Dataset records
####################
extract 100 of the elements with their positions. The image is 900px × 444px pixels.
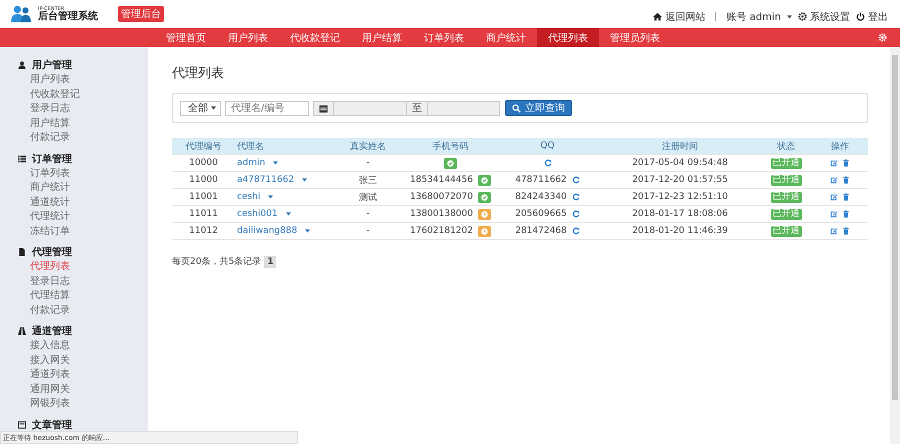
sidebar-item[interactable]: 用户列表 bbox=[18, 73, 70, 88]
header-link[interactable]: 系统设置 bbox=[798, 10, 850, 24]
caret-icon[interactable] bbox=[305, 229, 310, 233]
table-cell-text: 2017-12-20 01:57:55 bbox=[631, 175, 729, 185]
sidebar-item[interactable]: 冻结订单 bbox=[18, 224, 70, 239]
sidebar-item[interactable]: 付款记录 bbox=[18, 304, 70, 318]
sidebar-item[interactable]: 订单列表 bbox=[18, 166, 70, 181]
nav-tab[interactable]: 代理列表 bbox=[537, 28, 599, 47]
sidebar-item[interactable]: 代理结算 bbox=[18, 289, 70, 304]
header-link[interactable]: 登出 bbox=[856, 10, 888, 24]
agent-name-link[interactable]: ceshi bbox=[237, 192, 260, 202]
refresh-icon[interactable] bbox=[572, 210, 580, 218]
table-cell-text: 2018-01-20 11:46:39 bbox=[631, 226, 729, 236]
nav-tab[interactable]: 用户结算 bbox=[351, 28, 413, 47]
sidebar-item[interactable]: 通道统计 bbox=[18, 196, 70, 210]
agent-name-link[interactable]: admin bbox=[237, 158, 266, 168]
sidebar-group-title[interactable]: 订单管理 bbox=[32, 152, 72, 166]
page-title: 代理列表 bbox=[172, 65, 225, 82]
table-cell-text: 2017-12-23 12:51:10 bbox=[631, 192, 729, 202]
header-link[interactable]: 账号 admin bbox=[726, 10, 792, 24]
sidebar-item[interactable]: 代收款登记 bbox=[18, 88, 80, 102]
agent-name-link[interactable]: dailiwang888 bbox=[237, 226, 298, 236]
user-icon bbox=[18, 61, 26, 69]
sidebar-group-title[interactable]: 代理管理 bbox=[32, 245, 72, 259]
table-cell-text: 11001 bbox=[188, 192, 219, 202]
refresh-icon[interactable] bbox=[544, 159, 552, 167]
header-link[interactable]: 返回网站 bbox=[653, 10, 706, 24]
caret-icon[interactable] bbox=[286, 212, 291, 216]
nav-tab[interactable]: 用户列表 bbox=[217, 28, 279, 47]
edit-icon[interactable] bbox=[830, 210, 838, 218]
refresh-icon[interactable] bbox=[572, 176, 580, 184]
sidebar-item[interactable]: 代理列表 bbox=[18, 260, 70, 274]
sidebar-item[interactable]: 接入信息 bbox=[18, 339, 70, 354]
sidebar-item[interactable]: 付款记录 bbox=[18, 131, 70, 146]
search-button[interactable]: 立即查询 bbox=[505, 100, 572, 116]
edit-icon[interactable] bbox=[830, 176, 838, 184]
scrollbar[interactable] bbox=[890, 47, 900, 444]
end-date-field[interactable] bbox=[428, 100, 500, 116]
table-cell-text: 2018-01-17 18:08:06 bbox=[631, 209, 729, 219]
edit-icon[interactable] bbox=[830, 159, 838, 167]
column-header: 代理编号 bbox=[184, 140, 222, 152]
caret-icon[interactable] bbox=[268, 195, 274, 199]
table-cell-text: 11011 bbox=[188, 209, 219, 219]
caret-icon[interactable] bbox=[302, 178, 308, 182]
nav-tab[interactable]: 订单列表 bbox=[413, 28, 475, 47]
table-cell-text: 11000 bbox=[188, 175, 219, 185]
nav-tab[interactable]: 商户统计 bbox=[475, 28, 537, 47]
sidebar-item[interactable]: 用户结算 bbox=[18, 116, 70, 131]
table-cell: 824243340 bbox=[515, 192, 567, 202]
table-cell-text: 11012 bbox=[188, 226, 219, 236]
type-select[interactable]: 全部 bbox=[180, 100, 221, 116]
edit-icon[interactable] bbox=[830, 193, 838, 201]
home-icon bbox=[653, 12, 662, 21]
nav-tab[interactable]: 代收款登记 bbox=[279, 28, 351, 47]
trash-icon[interactable] bbox=[842, 227, 850, 235]
table-cell: 478711662 bbox=[515, 175, 567, 185]
sidebar-item[interactable]: 代理统计 bbox=[18, 210, 70, 224]
table-cell: 281472468 bbox=[515, 226, 567, 236]
agent-name-link[interactable]: ceshi001 bbox=[237, 209, 278, 219]
column-header: 状态 bbox=[776, 140, 796, 152]
range-to-label: 至 bbox=[406, 100, 428, 116]
column-header: 代理名 bbox=[236, 140, 265, 152]
nav-tab[interactable]: 管理员列表 bbox=[599, 28, 671, 47]
system-name: 后台管理系统 bbox=[38, 12, 98, 22]
sidebar-group-title[interactable]: 通道管理 bbox=[32, 324, 72, 338]
caret-icon[interactable] bbox=[273, 161, 278, 165]
trash-icon[interactable] bbox=[842, 176, 850, 184]
table-cell-text: - bbox=[365, 158, 371, 168]
sidebar-item[interactable]: 网银列表 bbox=[18, 397, 70, 412]
pagination-summary: 每页20条，共5条记录 bbox=[172, 256, 262, 268]
table-cell: 13800138000 bbox=[410, 209, 473, 219]
calendar-icon bbox=[319, 104, 328, 112]
agent-name-link[interactable]: a478711662 bbox=[237, 175, 294, 185]
refresh-icon[interactable] bbox=[572, 193, 580, 201]
page-button[interactable]: 1 bbox=[264, 256, 276, 268]
caret-icon bbox=[787, 14, 792, 18]
sidebar-group-title[interactable]: 用户管理 bbox=[32, 58, 72, 72]
sidebar-item[interactable]: 通用网关 bbox=[18, 382, 70, 397]
keyword-field[interactable]: 代理名/编号 bbox=[225, 100, 309, 116]
edit-icon[interactable] bbox=[830, 227, 838, 235]
column-header: QQ bbox=[539, 141, 556, 151]
trash-icon[interactable] bbox=[842, 193, 850, 201]
sidebar-item[interactable]: 登录日志 bbox=[18, 102, 70, 116]
start-date-field[interactable] bbox=[334, 100, 406, 116]
list-icon bbox=[18, 154, 26, 162]
refresh-icon[interactable] bbox=[572, 227, 580, 235]
sidebar-item[interactable]: 登录日志 bbox=[18, 274, 70, 289]
search-icon bbox=[512, 104, 521, 112]
trash-icon[interactable] bbox=[842, 159, 850, 167]
nav-tab[interactable]: 管理首页 bbox=[155, 28, 217, 47]
table-cell-text: 测试 bbox=[358, 192, 378, 204]
trash-icon[interactable] bbox=[842, 210, 850, 218]
sidebar-item[interactable]: 商户统计 bbox=[18, 181, 70, 196]
sidebar-item[interactable]: 接入网关 bbox=[18, 354, 70, 368]
sidebar-group-title[interactable]: 文章管理 bbox=[32, 418, 72, 432]
table-cell-text: 2017-05-04 09:54:48 bbox=[631, 158, 729, 168]
sidebar-item[interactable]: 通道列表 bbox=[18, 368, 70, 382]
settings-icon[interactable] bbox=[878, 33, 887, 42]
table-cell-text: - bbox=[365, 226, 371, 236]
file-icon bbox=[18, 248, 26, 256]
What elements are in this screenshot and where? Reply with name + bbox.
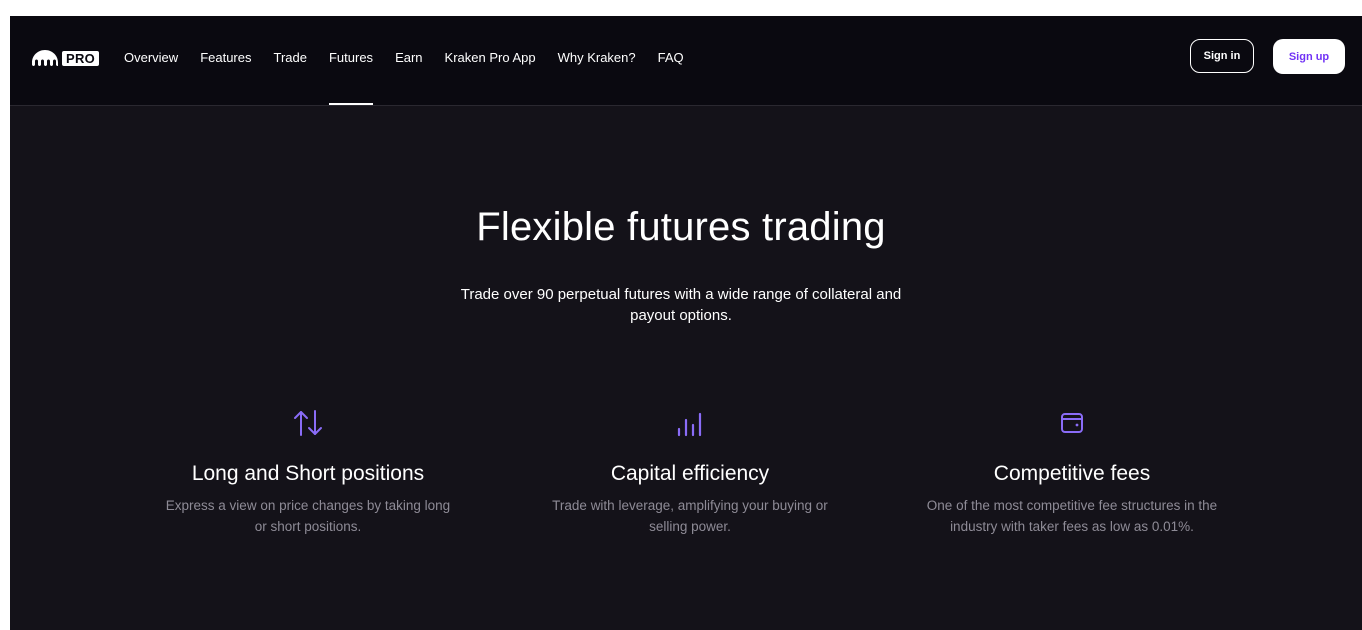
- nav-link-features[interactable]: Features: [200, 49, 251, 67]
- feature-long-short: Long and Short positions Express a view …: [158, 404, 458, 537]
- hero-title: Flexible futures trading: [476, 205, 886, 249]
- nav-link-kraken-pro-app[interactable]: Kraken Pro App: [445, 49, 536, 67]
- feature-capital-efficiency: Capital efficiency Trade with leverage, …: [540, 404, 840, 537]
- top-navigation: PRO Overview Features Trade Futures Earn…: [10, 16, 1362, 106]
- nav-link-futures[interactable]: Futures: [328, 49, 374, 105]
- feature-description: One of the most competitive fee structur…: [926, 498, 1218, 534]
- kraken-logo-icon: [32, 50, 58, 66]
- sign-up-button[interactable]: Sign up: [1273, 39, 1345, 74]
- feature-title: Long and Short positions: [191, 462, 425, 485]
- nav-link-why-kraken[interactable]: Why Kraken?: [558, 49, 636, 67]
- feature-description: Trade with leverage, amplifying your buy…: [552, 498, 828, 534]
- nav-links: Overview Features Trade Futures Earn Kra…: [124, 49, 706, 105]
- arrows-up-down-icon: [294, 410, 322, 436]
- hero-subtitle: Trade over 90 perpetual futures with a w…: [460, 286, 902, 324]
- kraken-pro-logo[interactable]: PRO: [32, 50, 100, 66]
- wallet-icon: [1061, 413, 1083, 433]
- feature-description: Express a view on price changes by takin…: [165, 498, 451, 534]
- feature-title: Competitive fees: [993, 462, 1151, 485]
- nav-link-trade[interactable]: Trade: [274, 49, 307, 67]
- feature-competitive-fees: Competitive fees One of the most competi…: [922, 404, 1222, 537]
- pro-badge: PRO: [62, 50, 100, 66]
- bar-chart-icon: [677, 412, 702, 437]
- feature-title: Capital efficiency: [610, 462, 770, 485]
- nav-link-overview[interactable]: Overview: [124, 49, 178, 67]
- sign-in-button[interactable]: Sign in: [1190, 39, 1254, 73]
- nav-link-earn[interactable]: Earn: [395, 49, 422, 67]
- nav-link-faq[interactable]: FAQ: [658, 49, 684, 67]
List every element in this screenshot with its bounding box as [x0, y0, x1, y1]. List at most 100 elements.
####################
▶ EXERCISE INSTRUCTIONS
Extract each line above that contains the string "Capital", treating uppercase and lowercase as different.

▶ THE ANSWER
- feature-capital-efficiency: Capital efficiency Trade with leverage, …: [540, 404, 840, 537]
- feature-title: Capital efficiency: [610, 462, 770, 485]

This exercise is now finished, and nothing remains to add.